◆ WHAT YOU SHOULD DO ◆
Nothing in the data should change when you return it, but leave the pictures out.

◆ DATA PROVIDED ◆
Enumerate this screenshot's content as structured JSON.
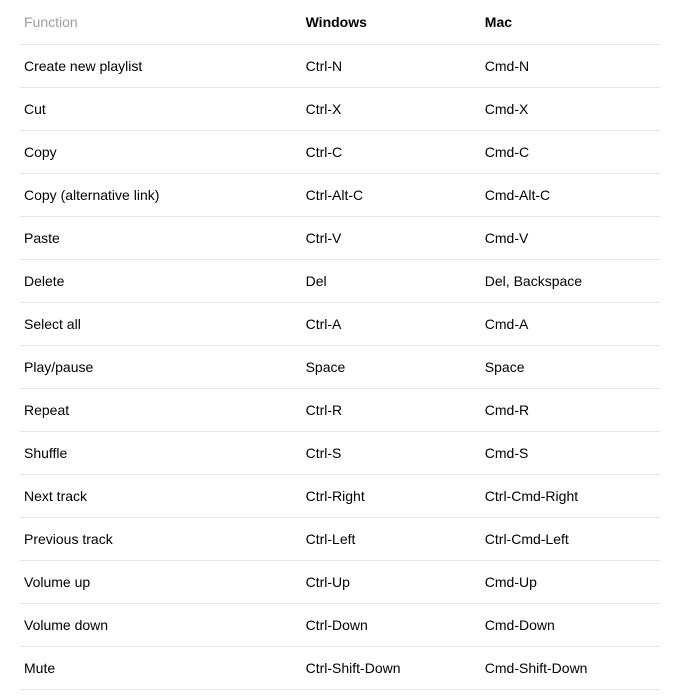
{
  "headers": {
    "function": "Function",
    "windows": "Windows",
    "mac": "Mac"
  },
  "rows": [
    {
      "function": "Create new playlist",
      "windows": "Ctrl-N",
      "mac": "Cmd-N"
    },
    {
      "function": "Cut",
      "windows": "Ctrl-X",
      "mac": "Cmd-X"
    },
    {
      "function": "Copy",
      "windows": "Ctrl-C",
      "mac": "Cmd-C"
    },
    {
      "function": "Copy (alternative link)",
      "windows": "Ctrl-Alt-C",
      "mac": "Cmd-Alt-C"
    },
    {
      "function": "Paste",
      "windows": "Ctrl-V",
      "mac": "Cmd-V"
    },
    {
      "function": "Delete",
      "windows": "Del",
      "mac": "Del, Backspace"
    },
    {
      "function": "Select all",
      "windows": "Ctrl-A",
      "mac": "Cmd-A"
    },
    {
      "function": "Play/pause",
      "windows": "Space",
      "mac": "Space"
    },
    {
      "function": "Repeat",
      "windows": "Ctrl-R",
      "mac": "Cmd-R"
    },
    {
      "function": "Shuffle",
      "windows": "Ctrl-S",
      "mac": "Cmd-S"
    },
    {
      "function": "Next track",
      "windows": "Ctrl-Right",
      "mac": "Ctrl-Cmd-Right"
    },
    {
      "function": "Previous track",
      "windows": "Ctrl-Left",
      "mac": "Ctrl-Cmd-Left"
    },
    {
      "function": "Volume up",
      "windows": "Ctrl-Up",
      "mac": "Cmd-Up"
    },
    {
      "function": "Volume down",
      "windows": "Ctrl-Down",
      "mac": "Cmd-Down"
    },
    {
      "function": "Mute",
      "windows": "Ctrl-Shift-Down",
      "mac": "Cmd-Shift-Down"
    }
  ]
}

◆ EXERCISE ANSWER ◆
Enumerate this screenshot's content as structured JSON.
{
  "headers": {
    "function": "Function",
    "windows": "Windows",
    "mac": "Mac"
  },
  "rows": [
    {
      "function": "Create new playlist",
      "windows": "Ctrl-N",
      "mac": "Cmd-N"
    },
    {
      "function": "Cut",
      "windows": "Ctrl-X",
      "mac": "Cmd-X"
    },
    {
      "function": "Copy",
      "windows": "Ctrl-C",
      "mac": "Cmd-C"
    },
    {
      "function": "Copy (alternative link)",
      "windows": "Ctrl-Alt-C",
      "mac": "Cmd-Alt-C"
    },
    {
      "function": "Paste",
      "windows": "Ctrl-V",
      "mac": "Cmd-V"
    },
    {
      "function": "Delete",
      "windows": "Del",
      "mac": "Del, Backspace"
    },
    {
      "function": "Select all",
      "windows": "Ctrl-A",
      "mac": "Cmd-A"
    },
    {
      "function": "Play/pause",
      "windows": "Space",
      "mac": "Space"
    },
    {
      "function": "Repeat",
      "windows": "Ctrl-R",
      "mac": "Cmd-R"
    },
    {
      "function": "Shuffle",
      "windows": "Ctrl-S",
      "mac": "Cmd-S"
    },
    {
      "function": "Next track",
      "windows": "Ctrl-Right",
      "mac": "Ctrl-Cmd-Right"
    },
    {
      "function": "Previous track",
      "windows": "Ctrl-Left",
      "mac": "Ctrl-Cmd-Left"
    },
    {
      "function": "Volume up",
      "windows": "Ctrl-Up",
      "mac": "Cmd-Up"
    },
    {
      "function": "Volume down",
      "windows": "Ctrl-Down",
      "mac": "Cmd-Down"
    },
    {
      "function": "Mute",
      "windows": "Ctrl-Shift-Down",
      "mac": "Cmd-Shift-Down"
    }
  ]
}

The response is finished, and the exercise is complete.